> **Short exercise**:
Write out the material below again, unchanged.

> **Records for the task**:
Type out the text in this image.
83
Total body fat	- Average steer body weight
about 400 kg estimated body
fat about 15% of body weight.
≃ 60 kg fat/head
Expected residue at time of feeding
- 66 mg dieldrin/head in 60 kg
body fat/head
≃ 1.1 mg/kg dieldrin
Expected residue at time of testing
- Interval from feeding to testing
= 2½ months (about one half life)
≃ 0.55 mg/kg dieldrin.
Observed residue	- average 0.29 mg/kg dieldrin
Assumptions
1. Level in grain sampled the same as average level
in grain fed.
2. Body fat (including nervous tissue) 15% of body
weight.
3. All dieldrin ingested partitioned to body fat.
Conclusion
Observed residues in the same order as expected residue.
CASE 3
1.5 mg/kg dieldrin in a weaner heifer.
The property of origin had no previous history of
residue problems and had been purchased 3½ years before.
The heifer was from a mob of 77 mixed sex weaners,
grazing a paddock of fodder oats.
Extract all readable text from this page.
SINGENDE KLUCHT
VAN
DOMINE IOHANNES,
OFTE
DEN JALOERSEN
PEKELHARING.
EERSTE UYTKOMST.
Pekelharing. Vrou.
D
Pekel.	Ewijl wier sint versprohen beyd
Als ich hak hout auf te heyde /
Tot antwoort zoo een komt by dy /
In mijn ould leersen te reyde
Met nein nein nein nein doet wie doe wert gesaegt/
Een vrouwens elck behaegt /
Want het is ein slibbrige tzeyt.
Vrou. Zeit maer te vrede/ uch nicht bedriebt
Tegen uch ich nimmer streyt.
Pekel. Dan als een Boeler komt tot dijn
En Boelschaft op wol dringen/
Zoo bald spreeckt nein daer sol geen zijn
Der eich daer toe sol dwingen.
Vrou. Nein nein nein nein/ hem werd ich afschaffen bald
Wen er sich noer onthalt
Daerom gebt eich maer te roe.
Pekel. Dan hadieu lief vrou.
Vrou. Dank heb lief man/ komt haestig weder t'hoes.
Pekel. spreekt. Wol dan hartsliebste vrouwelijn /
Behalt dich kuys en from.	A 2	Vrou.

> **Task solution**:
Type out the text in this image.
83
Total body fat	- Average steer body weight
about 400 kg estimated body
fat about 15% of body weight.
≃ 60 kg fat/head
Expected residue at time of feeding
- 66 mg dieldrin/head in 60 kg
body fat/head
≃ 1.1 mg/kg dieldrin
Expected residue at time of testing
- Interval from feeding to testing
= 2½ months (about one half life)
≃ 0.55 mg/kg dieldrin.
Observed residue	- average 0.29 mg/kg dieldrin
Assumptions
1. Level in grain sampled the same as average level
in grain fed.
2. Body fat (including nervous tissue) 15% of body
weight.
3. All dieldrin ingested partitioned to body fat.
Conclusion
Observed residues in the same order as expected residue.
CASE 3
1.5 mg/kg dieldrin in a weaner heifer.
The property of origin had no previous history of
residue problems and had been purchased 3½ years before.
The heifer was from a mob of 77 mixed sex weaners,
grazing a paddock of fodder oats.
Extract all readable text from this page.
SINGENDE KLUCHT
VAN
DOMINE IOHANNES,
OFTE
DEN JALOERSEN
PEKELHARING.
EERSTE UYTKOMST.
Pekelharing. Vrou.
D
Pekel.	Ewijl wier sint versprohen beyd
Als ich hak hout auf te heyde /
Tot antwoort zoo een komt by dy /
In mijn ould leersen te reyde
Met nein nein nein nein doet wie doe wert gesaegt/
Een vrouwens elck behaegt /
Want het is ein slibbrige tzeyt.
Vrou. Zeit maer te vrede/ uch nicht bedriebt
Tegen uch ich nimmer streyt.
Pekel. Dan als een Boeler komt tot dijn
En Boelschaft op wol dringen/
Zoo bald spreeckt nein daer sol geen zijn
Der eich daer toe sol dwingen.
Vrou. Nein nein nein nein/ hem werd ich afschaffen bald
Wen er sich noer onthalt
Daerom gebt eich maer te roe.
Pekel. Dan hadieu lief vrou.
Vrou. Dank heb lief man/ komt haestig weder t'hoes.
Pekel. spreekt. Wol dan hartsliebste vrouwelijn /
Behalt dich kuys en from.	A 2	Vrou.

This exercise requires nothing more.